> **INSTRUCTION**: Reproduce the items below word for word, from the very first line through the line containing "calendar-cell: 10 Sunrise: 5:51", with both ends included.

> **RECORDS**:
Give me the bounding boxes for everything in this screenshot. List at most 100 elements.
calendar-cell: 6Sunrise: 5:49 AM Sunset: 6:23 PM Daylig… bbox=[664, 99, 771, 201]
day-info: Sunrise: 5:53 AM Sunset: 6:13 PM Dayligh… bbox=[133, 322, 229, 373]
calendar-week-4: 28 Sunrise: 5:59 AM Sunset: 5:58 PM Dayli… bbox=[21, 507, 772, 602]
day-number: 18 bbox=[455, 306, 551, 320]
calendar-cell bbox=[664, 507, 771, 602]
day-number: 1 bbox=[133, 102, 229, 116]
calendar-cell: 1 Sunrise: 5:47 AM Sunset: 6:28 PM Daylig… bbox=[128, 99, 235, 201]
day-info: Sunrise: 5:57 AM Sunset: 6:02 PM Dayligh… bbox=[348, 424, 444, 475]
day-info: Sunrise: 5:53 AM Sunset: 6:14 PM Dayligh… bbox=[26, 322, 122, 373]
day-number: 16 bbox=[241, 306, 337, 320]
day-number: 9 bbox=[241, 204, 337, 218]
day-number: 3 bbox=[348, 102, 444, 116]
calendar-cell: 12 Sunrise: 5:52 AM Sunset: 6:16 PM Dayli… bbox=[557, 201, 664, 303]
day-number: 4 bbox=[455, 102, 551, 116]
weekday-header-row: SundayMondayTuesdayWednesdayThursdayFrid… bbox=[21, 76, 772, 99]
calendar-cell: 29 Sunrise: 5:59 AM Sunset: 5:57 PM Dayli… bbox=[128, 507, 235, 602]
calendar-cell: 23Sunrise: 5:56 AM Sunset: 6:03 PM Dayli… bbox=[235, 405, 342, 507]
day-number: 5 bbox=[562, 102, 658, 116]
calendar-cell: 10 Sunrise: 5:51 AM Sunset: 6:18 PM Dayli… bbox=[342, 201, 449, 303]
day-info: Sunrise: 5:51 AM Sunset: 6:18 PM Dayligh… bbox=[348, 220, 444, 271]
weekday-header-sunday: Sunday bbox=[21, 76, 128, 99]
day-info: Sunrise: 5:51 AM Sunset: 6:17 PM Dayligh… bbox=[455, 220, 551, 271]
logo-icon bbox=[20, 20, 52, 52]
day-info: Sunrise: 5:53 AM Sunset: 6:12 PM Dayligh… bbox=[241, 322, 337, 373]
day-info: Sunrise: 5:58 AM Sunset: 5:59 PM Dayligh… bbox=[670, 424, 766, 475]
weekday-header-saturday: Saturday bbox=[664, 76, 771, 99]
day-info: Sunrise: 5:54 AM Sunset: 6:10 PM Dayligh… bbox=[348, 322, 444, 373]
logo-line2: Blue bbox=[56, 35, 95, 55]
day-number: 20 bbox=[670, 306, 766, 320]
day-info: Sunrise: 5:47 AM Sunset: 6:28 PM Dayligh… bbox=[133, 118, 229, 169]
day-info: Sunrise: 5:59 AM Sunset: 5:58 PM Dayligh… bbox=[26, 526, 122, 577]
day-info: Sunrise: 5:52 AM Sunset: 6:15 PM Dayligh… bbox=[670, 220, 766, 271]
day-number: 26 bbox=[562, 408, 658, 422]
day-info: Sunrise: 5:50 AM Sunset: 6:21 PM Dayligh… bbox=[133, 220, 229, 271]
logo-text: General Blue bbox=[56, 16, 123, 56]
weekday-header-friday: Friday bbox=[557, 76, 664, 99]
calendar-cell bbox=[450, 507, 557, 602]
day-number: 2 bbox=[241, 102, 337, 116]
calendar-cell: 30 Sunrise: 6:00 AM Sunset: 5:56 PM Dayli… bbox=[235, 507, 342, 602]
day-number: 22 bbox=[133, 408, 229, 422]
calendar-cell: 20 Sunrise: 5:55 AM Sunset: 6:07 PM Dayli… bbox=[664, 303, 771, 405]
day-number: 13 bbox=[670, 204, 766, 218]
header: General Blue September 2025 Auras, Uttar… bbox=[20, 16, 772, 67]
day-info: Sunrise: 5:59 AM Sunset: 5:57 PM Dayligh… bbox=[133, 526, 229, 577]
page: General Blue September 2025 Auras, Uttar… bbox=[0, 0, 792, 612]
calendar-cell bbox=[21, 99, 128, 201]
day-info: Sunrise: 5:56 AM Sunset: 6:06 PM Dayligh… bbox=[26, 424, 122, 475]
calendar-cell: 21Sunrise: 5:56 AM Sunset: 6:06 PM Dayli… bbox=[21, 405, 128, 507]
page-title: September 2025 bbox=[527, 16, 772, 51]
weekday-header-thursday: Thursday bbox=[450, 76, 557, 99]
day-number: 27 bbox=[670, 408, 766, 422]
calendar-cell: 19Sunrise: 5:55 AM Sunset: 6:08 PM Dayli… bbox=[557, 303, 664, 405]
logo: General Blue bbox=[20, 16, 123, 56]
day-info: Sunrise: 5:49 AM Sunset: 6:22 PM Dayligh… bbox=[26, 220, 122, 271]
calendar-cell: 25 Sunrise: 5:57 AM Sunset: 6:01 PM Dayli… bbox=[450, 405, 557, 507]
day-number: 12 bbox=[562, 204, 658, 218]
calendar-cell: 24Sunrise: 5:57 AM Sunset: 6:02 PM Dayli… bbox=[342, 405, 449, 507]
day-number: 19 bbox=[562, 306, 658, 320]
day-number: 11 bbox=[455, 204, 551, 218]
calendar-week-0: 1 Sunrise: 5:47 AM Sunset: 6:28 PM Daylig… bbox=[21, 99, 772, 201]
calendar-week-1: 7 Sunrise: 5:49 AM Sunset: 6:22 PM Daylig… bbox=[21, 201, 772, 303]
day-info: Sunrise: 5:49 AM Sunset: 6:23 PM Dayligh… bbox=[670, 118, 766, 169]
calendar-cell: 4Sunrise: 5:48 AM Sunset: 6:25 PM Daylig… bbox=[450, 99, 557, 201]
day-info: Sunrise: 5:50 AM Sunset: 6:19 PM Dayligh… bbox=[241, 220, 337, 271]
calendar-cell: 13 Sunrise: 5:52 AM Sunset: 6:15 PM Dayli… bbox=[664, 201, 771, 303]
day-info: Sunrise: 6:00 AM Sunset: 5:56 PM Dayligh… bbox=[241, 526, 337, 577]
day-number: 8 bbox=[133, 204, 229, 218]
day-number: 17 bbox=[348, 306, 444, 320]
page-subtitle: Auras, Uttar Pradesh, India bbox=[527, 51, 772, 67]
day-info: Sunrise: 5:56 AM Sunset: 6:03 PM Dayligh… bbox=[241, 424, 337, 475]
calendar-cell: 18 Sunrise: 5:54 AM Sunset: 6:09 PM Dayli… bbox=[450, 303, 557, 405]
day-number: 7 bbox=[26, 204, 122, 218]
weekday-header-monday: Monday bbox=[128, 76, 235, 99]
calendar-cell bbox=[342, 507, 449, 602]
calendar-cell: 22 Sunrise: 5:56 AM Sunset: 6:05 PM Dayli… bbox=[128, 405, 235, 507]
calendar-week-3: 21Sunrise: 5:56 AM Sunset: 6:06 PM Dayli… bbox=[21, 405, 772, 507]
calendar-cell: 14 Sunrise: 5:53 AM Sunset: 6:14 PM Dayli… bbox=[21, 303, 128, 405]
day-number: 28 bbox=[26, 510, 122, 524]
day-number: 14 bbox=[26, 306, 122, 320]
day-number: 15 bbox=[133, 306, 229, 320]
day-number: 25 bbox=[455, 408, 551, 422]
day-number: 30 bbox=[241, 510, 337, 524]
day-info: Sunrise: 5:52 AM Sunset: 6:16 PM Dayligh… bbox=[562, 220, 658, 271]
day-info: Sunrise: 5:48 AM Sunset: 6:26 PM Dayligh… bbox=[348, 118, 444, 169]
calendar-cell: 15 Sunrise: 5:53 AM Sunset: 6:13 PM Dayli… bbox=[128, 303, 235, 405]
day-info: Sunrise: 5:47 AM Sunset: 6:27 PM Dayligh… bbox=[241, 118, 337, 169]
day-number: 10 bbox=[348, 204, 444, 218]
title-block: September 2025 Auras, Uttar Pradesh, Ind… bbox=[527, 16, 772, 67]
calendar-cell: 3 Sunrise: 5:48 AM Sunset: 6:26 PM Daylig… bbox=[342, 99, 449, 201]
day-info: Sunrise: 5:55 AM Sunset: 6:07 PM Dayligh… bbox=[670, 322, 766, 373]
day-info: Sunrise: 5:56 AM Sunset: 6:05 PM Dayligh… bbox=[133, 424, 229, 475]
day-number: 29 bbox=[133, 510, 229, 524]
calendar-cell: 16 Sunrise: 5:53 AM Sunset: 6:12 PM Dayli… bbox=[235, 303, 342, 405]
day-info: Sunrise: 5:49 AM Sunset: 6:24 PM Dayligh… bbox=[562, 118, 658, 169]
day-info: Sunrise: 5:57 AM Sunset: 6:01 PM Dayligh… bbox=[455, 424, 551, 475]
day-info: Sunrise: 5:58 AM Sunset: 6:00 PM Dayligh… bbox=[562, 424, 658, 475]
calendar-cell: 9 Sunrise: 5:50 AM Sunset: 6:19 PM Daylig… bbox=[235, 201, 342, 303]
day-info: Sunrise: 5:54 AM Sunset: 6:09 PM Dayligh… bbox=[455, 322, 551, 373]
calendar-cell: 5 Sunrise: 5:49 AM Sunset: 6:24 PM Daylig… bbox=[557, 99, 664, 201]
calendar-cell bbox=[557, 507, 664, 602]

> **FINAL RESULT**:
Give me the bounding boxes for everything in this screenshot. List at most 100 elements.
calendar-cell: 6Sunrise: 5:49 AM Sunset: 6:23 PM Daylig… bbox=[664, 99, 771, 201]
day-info: Sunrise: 5:53 AM Sunset: 6:13 PM Dayligh… bbox=[133, 322, 229, 373]
calendar-week-4: 28 Sunrise: 5:59 AM Sunset: 5:58 PM Dayli… bbox=[21, 507, 772, 602]
day-number: 18 bbox=[455, 306, 551, 320]
calendar-cell bbox=[664, 507, 771, 602]
day-number: 1 bbox=[133, 102, 229, 116]
calendar-cell: 1 Sunrise: 5:47 AM Sunset: 6:28 PM Daylig… bbox=[128, 99, 235, 201]
day-info: Sunrise: 5:57 AM Sunset: 6:02 PM Dayligh… bbox=[348, 424, 444, 475]
day-info: Sunrise: 5:53 AM Sunset: 6:14 PM Dayligh… bbox=[26, 322, 122, 373]
day-number: 16 bbox=[241, 306, 337, 320]
day-number: 9 bbox=[241, 204, 337, 218]
day-number: 3 bbox=[348, 102, 444, 116]
calendar-cell: 12 Sunrise: 5:52 AM Sunset: 6:16 PM Dayli… bbox=[557, 201, 664, 303]
day-number: 4 bbox=[455, 102, 551, 116]
weekday-header-row: SundayMondayTuesdayWednesdayThursdayFrid… bbox=[21, 76, 772, 99]
calendar-cell: 29 Sunrise: 5:59 AM Sunset: 5:57 PM Dayli… bbox=[128, 507, 235, 602]
calendar-cell: 23Sunrise: 5:56 AM Sunset: 6:03 PM Dayli… bbox=[235, 405, 342, 507]
day-number: 5 bbox=[562, 102, 658, 116]
calendar-cell: 10 Sunrise: 5:51 AM Sunset: 6:18 PM Dayli… bbox=[342, 201, 449, 303]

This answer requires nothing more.